Supplied records:
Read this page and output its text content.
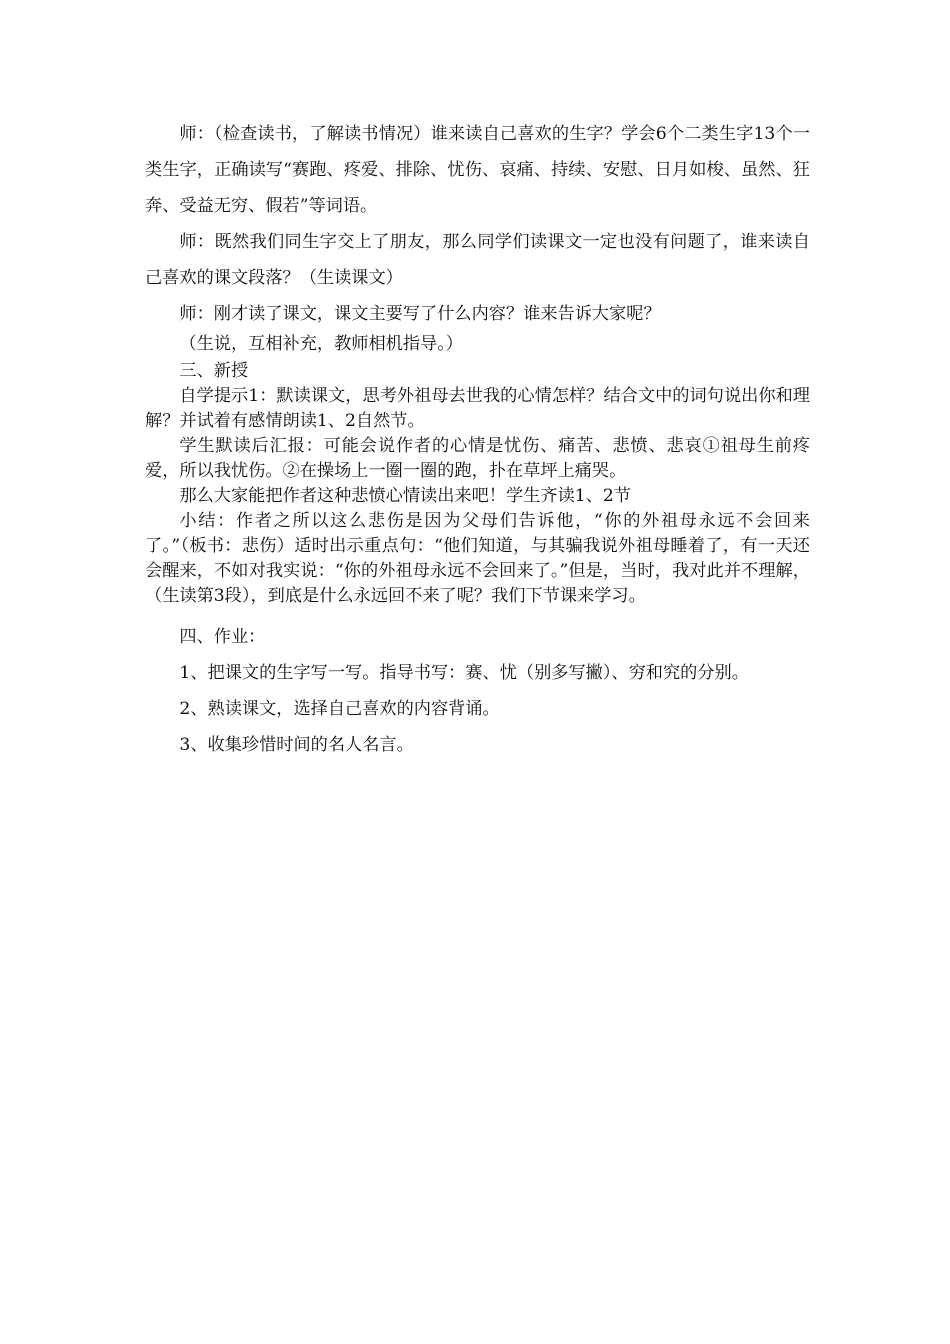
师：（检查读书，了解读书情况）谁来读自己喜欢的生字？学会6个二类生字13个一类生字，正确读写“赛跑、疼爱、排除、忧伤、哀痛、持续、安慰、日月如梭、虽然、狂奔、受益无穷、假若”等词语。

师：既然我们同生字交上了朋友，那么同学们读课文一定也没有问题了，谁来读自己喜欢的课文段落？（生读课文）

师：刚才读了课文，课文主要写了什么内容？谁来告诉大家呢？

（生说，互相补充，教师相机指导。）

三、新授

自学提示1：默读课文，思考外祖母去世我的心情怎样？结合文中的词句说出你和理解？并试着有感情朗读1、2自然节。

学生默读后汇报：可能会说作者的心情是忧伤、痛苦、悲愤、悲哀①祖母生前疼爱，所以我忧伤。②在操场上一圈一圈的跑，扑在草坪上痛哭。

那么大家能把作者这种悲愤心情读出来吧！学生齐读1、2节

小结：作者之所以这么悲伤是因为父母们告诉他，“你的外祖母永远不会回来了。”（板书：悲伤）适时出示重点句：“他们知道，与其骗我说外祖母睡着了，有一天还会醒来，不如对我实说：“你的外祖母永远不会回来了。”但是，当时，我对此并不理解，（生读第3段），到底是什么永远回不来了呢？我们下节课来学习。

四、作业：

1、把课文的生字写一写。指导书写：赛、忧（别多写撇）、穷和究的分别。

2、熟读课文，选择自己喜欢的内容背诵。

3、收集珍惜时间的名人名言。
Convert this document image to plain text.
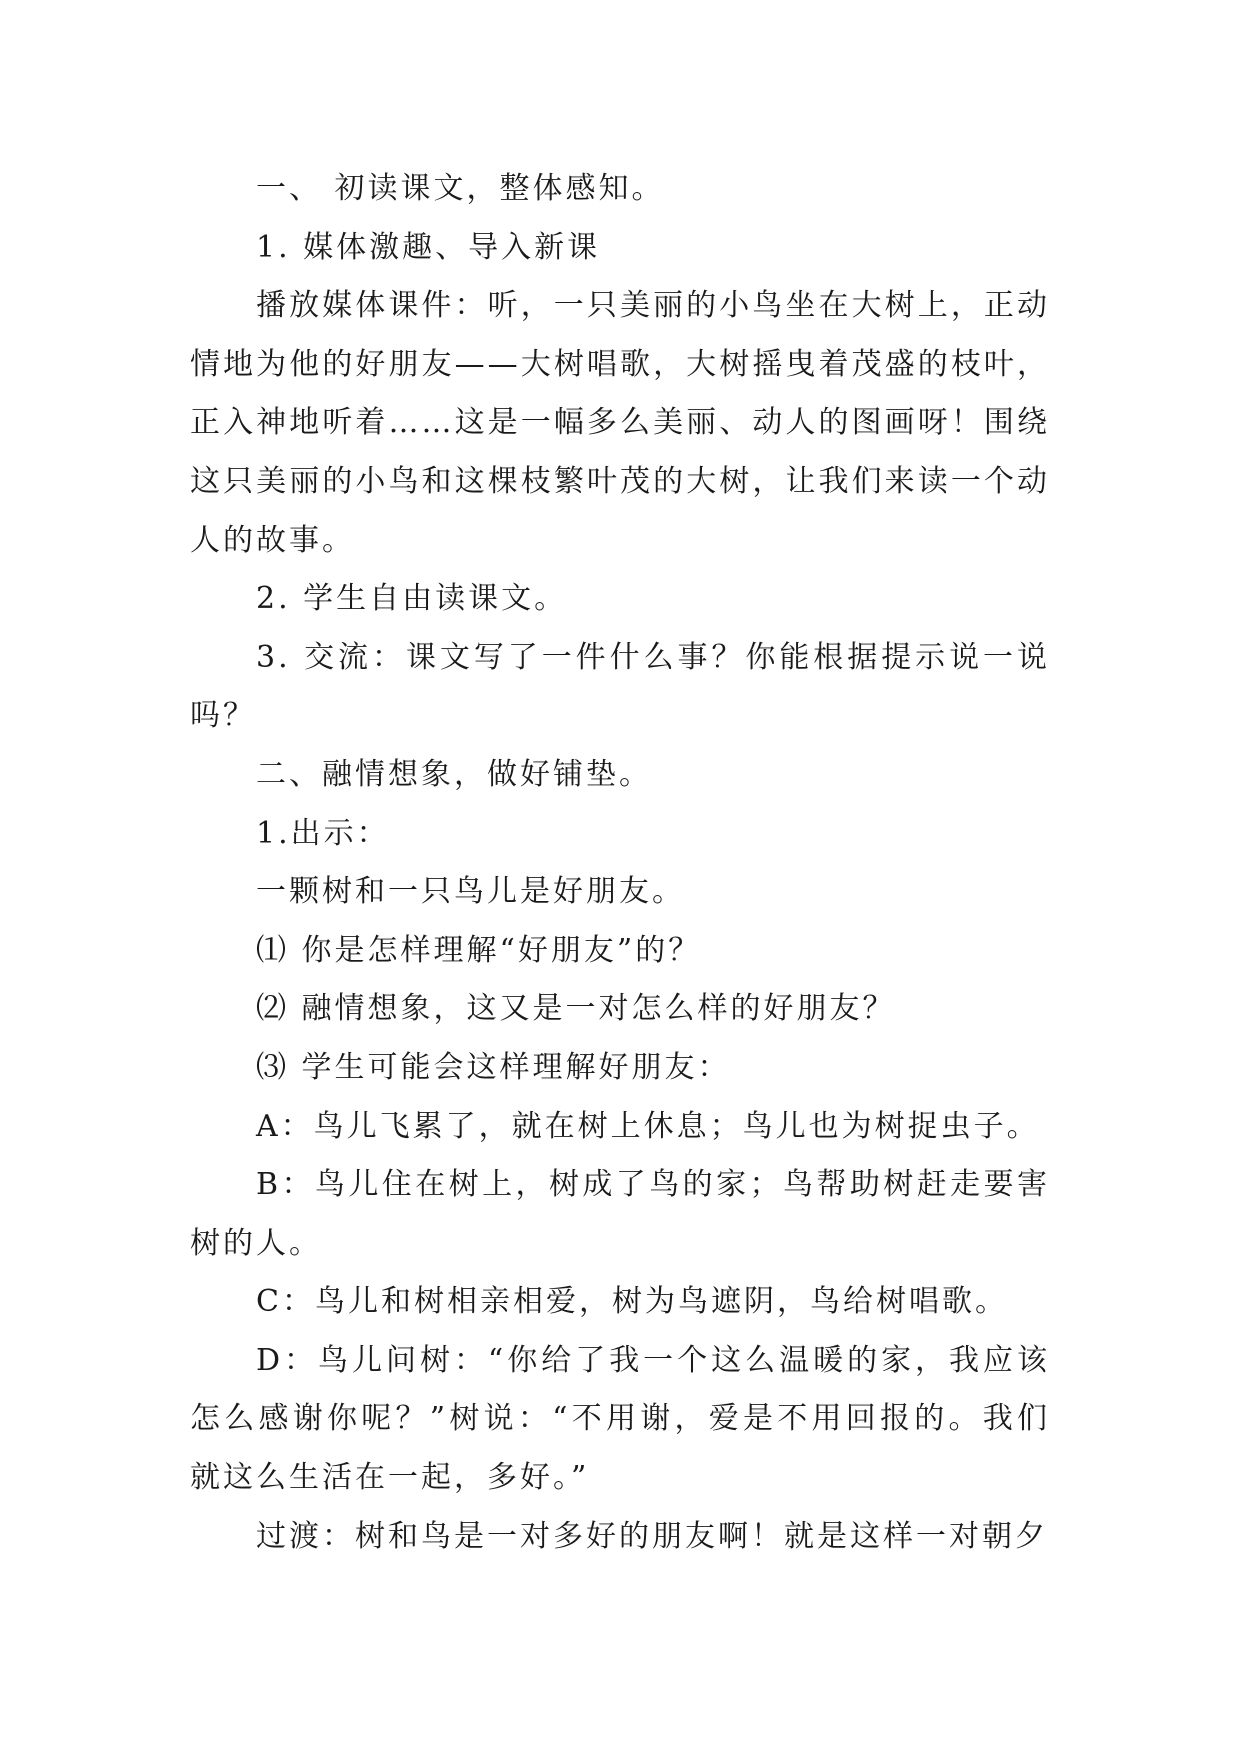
一、 初读课文，整体感知。

1. 媒体激趣、导入新课

播放媒体课件：听，一只美丽的小鸟坐在大树上，正动情地为他的好朋友——大树唱歌，大树摇曳着茂盛的枝叶，正入神地听着……这是一幅多么美丽、动人的图画呀！围绕这只美丽的小鸟和这棵枝繁叶茂的大树，让我们来读一个动人的故事。

2. 学生自由读课文。

3. 交流：课文写了一件什么事？你能根据提示说一说吗？

二、融情想象，做好铺垫。

1.出示：

一颗树和一只鸟儿是好朋友。

⑴ 你是怎样理解“好朋友”的？

⑵ 融情想象，这又是一对怎么样的好朋友？

⑶ 学生可能会这样理解好朋友：

A：鸟儿飞累了，就在树上休息；鸟儿也为树捉虫子。

B：鸟儿住在树上，树成了鸟的家；鸟帮助树赶走要害树的人。

C：鸟儿和树相亲相爱，树为鸟遮阴，鸟给树唱歌。

D：鸟儿问树：“你给了我一个这么温暖的家，我应该怎么感谢你呢？”树说：“不用谢，爱是不用回报的。我们就这么生活在一起，多好。”

过渡：树和鸟是一对多好的朋友啊！就是这样一对朝夕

Task description: All lines above with "text" in them should be returned.

The reply:
Read this page and output its text content.
Convert this document image to plain text.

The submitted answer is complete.